State the number of lines below in which the word "series" appears. Nothing else belongs in the answer.

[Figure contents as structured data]
= = = = = = =

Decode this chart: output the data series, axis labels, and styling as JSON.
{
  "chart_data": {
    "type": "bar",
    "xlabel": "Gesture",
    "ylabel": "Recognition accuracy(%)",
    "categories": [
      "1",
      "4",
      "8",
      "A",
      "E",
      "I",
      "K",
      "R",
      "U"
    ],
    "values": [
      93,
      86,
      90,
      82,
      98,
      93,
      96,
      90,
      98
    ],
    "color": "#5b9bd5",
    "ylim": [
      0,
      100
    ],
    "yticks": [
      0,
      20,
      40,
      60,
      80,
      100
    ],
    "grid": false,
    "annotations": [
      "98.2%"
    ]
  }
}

= = = = = = =

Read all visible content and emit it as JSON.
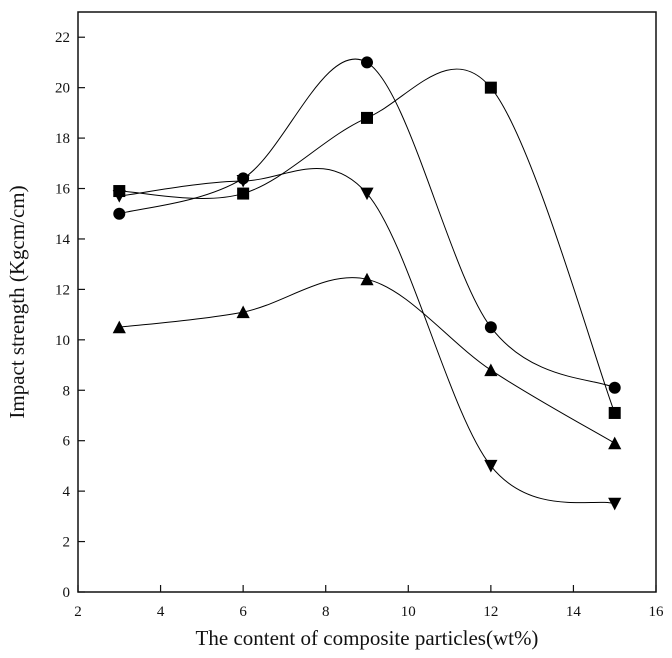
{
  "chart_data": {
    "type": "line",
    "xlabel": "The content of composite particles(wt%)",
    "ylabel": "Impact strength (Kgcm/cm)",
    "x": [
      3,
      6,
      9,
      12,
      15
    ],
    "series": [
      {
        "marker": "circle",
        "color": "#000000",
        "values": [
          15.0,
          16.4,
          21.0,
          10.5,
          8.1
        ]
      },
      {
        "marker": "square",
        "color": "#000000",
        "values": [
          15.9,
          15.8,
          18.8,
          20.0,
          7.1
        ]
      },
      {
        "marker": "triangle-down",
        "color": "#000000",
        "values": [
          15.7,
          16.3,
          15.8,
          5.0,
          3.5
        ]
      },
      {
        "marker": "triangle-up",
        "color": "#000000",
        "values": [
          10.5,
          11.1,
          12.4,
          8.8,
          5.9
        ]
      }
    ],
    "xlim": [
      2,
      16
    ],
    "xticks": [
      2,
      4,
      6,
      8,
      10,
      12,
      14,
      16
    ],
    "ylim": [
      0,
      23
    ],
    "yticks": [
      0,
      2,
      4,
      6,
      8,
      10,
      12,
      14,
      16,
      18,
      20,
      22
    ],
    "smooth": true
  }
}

= = = = = = =

> _The reply_:
2